Aim of the exercise:
Reproduce the data word for word, starting at its first line and ending with the line that contains "Identify all the", both included.

Box coordinate listings:
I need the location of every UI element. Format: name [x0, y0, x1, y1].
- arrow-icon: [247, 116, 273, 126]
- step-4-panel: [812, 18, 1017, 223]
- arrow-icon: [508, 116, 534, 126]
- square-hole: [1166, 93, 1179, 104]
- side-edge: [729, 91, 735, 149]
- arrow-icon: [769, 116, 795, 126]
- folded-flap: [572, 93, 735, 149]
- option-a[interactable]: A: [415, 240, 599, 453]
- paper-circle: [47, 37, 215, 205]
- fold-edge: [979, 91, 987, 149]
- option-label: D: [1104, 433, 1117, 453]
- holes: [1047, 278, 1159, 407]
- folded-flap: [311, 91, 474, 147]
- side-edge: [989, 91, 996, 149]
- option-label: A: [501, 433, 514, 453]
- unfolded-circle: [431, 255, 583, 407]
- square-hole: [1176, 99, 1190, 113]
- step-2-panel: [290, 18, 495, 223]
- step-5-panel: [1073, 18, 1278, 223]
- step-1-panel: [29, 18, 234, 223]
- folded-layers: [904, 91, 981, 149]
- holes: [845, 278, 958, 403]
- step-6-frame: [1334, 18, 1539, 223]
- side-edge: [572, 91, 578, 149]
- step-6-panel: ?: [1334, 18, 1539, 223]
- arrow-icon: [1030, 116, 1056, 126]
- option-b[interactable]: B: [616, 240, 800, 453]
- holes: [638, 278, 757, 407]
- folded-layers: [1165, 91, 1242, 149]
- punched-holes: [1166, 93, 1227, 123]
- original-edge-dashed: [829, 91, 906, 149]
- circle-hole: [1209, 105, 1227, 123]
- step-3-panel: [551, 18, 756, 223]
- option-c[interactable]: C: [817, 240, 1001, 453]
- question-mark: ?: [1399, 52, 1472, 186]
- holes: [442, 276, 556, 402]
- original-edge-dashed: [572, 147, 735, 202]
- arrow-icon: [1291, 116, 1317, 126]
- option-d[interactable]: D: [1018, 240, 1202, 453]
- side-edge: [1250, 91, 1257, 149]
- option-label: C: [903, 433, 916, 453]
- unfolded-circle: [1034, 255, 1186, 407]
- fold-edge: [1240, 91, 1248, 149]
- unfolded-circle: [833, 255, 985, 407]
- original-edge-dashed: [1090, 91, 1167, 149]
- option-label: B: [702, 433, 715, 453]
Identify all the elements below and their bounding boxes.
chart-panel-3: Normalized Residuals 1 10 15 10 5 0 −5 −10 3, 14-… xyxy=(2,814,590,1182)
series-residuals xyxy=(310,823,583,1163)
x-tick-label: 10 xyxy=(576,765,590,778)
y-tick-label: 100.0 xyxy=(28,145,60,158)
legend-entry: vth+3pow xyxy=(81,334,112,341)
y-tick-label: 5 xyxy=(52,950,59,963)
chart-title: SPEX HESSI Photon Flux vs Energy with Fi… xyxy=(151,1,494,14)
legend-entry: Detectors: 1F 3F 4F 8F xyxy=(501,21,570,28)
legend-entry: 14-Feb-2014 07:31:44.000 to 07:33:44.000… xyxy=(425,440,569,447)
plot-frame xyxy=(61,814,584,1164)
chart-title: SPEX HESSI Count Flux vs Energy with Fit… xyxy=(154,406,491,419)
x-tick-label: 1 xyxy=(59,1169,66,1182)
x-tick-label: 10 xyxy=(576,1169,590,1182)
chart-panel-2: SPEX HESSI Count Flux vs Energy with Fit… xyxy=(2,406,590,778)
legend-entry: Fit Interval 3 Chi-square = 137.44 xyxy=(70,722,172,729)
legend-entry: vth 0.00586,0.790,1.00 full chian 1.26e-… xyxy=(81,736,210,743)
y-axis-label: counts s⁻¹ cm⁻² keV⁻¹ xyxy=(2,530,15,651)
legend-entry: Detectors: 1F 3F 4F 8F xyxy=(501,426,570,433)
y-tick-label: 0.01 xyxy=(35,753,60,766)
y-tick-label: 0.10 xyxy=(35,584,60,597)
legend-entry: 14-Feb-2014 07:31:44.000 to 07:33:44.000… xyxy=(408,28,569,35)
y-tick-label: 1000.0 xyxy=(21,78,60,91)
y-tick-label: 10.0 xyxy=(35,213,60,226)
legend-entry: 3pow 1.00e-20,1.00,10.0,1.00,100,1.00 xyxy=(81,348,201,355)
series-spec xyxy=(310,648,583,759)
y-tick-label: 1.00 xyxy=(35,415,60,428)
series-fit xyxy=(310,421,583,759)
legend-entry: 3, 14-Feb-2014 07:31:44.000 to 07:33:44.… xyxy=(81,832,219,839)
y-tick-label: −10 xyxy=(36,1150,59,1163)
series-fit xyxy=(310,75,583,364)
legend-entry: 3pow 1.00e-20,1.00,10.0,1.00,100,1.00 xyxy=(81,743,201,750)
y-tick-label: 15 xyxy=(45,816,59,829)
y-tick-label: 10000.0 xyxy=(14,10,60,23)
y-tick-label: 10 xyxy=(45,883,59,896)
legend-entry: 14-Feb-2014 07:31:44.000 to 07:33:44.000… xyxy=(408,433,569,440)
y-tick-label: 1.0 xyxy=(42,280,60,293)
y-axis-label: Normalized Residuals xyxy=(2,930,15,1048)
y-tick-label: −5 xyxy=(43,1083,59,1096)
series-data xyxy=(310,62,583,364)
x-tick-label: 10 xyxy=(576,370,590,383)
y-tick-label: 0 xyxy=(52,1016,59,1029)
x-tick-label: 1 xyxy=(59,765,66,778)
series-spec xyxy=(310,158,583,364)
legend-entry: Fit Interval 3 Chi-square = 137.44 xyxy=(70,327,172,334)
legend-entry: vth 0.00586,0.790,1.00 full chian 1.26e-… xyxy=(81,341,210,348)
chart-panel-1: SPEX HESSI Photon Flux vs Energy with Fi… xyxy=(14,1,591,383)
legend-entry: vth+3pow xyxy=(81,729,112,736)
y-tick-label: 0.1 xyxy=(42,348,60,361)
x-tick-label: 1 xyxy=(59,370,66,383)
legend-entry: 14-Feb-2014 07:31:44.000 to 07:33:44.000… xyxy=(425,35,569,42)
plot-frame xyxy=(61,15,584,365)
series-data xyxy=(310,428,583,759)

Response to the task:
I need the location of every UI element. Format: name [x0, y0, x1, y1].
- arrow-icon: [247, 116, 273, 126]
- step-4-panel: [812, 18, 1017, 223]
- arrow-icon: [508, 116, 534, 126]
- square-hole: [1166, 93, 1179, 104]
- side-edge: [729, 91, 735, 149]
- arrow-icon: [769, 116, 795, 126]
- folded-flap: [572, 93, 735, 149]
- option-a[interactable]: A: [415, 240, 599, 453]
- paper-circle: [47, 37, 215, 205]
- fold-edge: [979, 91, 987, 149]
- option-label: D: [1104, 433, 1117, 453]
- holes: [1047, 278, 1159, 407]
- folded-flap: [311, 91, 474, 147]
- side-edge: [989, 91, 996, 149]
- option-label: A: [501, 433, 514, 453]
- unfolded-circle: [431, 255, 583, 407]
- square-hole: [1176, 99, 1190, 113]
- step-2-panel: [290, 18, 495, 223]
- step-5-panel: [1073, 18, 1278, 223]
- step-1-panel: [29, 18, 234, 223]
- folded-layers: [904, 91, 981, 149]
- holes: [845, 278, 958, 403]
- step-6-frame: [1334, 18, 1539, 223]
- side-edge: [572, 91, 578, 149]
- step-6-panel: ?: [1334, 18, 1539, 223]
- arrow-icon: [1030, 116, 1056, 126]
- option-b[interactable]: B: [616, 240, 800, 453]
- holes: [638, 278, 757, 407]
- folded-layers: [1165, 91, 1242, 149]
- punched-holes: [1166, 93, 1227, 123]
- original-edge-dashed: [829, 91, 906, 149]
- circle-hole: [1209, 105, 1227, 123]
- step-3-panel: [551, 18, 756, 223]
- option-c[interactable]: C: [817, 240, 1001, 453]
- question-mark: ?: [1399, 52, 1472, 186]
- holes: [442, 276, 556, 402]
- original-edge-dashed: [572, 147, 735, 202]
- arrow-icon: [1291, 116, 1317, 126]
- option-d[interactable]: D: [1018, 240, 1202, 453]
- side-edge: [1250, 91, 1257, 149]
- option-label: C: [903, 433, 916, 453]
- unfolded-circle: [1034, 255, 1186, 407]
- fold-edge: [1240, 91, 1248, 149]
- unfolded-circle: [833, 255, 985, 407]
- original-edge-dashed: [1090, 91, 1167, 149]
- option-label: B: [702, 433, 715, 453]
Identify all the elements below and their bounding boxes.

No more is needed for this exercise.